■ THE REQUEST ■
Examine each line of the data. Copy those that contain the string "禁止向未成年人售卖电子烟".
______________________________
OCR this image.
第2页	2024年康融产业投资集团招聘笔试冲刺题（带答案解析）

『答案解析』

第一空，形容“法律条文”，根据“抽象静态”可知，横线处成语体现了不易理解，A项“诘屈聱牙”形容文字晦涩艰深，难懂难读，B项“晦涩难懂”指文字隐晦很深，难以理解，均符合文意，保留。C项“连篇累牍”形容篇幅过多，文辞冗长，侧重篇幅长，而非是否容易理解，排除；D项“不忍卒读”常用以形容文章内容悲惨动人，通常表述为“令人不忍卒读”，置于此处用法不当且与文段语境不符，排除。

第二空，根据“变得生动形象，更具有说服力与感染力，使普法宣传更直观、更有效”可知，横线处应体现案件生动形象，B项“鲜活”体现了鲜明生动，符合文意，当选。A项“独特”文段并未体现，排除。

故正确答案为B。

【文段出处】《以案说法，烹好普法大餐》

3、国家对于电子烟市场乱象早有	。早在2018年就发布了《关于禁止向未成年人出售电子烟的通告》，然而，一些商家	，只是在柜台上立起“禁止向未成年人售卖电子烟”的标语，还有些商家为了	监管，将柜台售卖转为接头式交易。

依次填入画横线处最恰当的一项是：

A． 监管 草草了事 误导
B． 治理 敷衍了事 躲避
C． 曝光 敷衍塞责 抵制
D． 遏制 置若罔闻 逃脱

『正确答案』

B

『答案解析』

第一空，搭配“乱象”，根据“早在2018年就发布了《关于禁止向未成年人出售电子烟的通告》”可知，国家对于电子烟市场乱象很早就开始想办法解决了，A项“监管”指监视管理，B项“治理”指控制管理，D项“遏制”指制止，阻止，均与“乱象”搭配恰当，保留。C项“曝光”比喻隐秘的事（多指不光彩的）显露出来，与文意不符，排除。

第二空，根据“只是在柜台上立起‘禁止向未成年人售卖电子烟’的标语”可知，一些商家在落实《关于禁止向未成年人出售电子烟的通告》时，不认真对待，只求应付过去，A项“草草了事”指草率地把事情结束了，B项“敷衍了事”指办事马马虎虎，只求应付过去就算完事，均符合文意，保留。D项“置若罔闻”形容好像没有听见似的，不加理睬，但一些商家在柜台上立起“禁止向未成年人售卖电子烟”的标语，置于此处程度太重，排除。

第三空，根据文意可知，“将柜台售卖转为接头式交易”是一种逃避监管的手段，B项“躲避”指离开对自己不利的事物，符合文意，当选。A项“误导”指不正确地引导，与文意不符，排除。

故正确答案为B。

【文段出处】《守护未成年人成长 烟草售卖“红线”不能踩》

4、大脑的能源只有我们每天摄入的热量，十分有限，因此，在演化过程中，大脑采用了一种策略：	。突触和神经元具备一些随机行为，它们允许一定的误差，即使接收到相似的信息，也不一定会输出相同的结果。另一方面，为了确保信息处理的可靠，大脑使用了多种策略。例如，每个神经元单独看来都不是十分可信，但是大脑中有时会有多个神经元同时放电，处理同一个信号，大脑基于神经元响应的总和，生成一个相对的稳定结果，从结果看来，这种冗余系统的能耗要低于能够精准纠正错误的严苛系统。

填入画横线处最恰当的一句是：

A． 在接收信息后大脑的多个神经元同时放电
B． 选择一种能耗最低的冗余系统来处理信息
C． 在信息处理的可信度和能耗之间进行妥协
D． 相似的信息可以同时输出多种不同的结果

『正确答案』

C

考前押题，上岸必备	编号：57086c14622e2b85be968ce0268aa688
______________________________
■ EXERCISE OUTPUT ■
3、国家对于电子烟市场乱象早有	。早在2018年就发布了《关于禁止向未成年人出售电子烟的通告》，然而，一些商家	，只是在柜台上立起“禁止向未成年人售卖电子烟”的标语，还有些商家为了	监管，将柜台售卖转为接头式交易。
第二空，根据“只是在柜台上立起‘禁止向未成年人售卖电子烟’的标语”可知，一些商家在落实《关于禁止向未成年人出售电子烟的通告》时，不认真对待，只求应付过去，A项“草草了事”指草率地把事情结束了，B项“敷衍了事”指办事马马虎虎，只求应付过去就算完事，均符合文意，保留。D项“置若罔闻”形容好像没有听见似的，不加理睬，但一些商家在柜台上立起“禁止向未成年人售卖电子烟”的标语，置于此处程度太重，排除。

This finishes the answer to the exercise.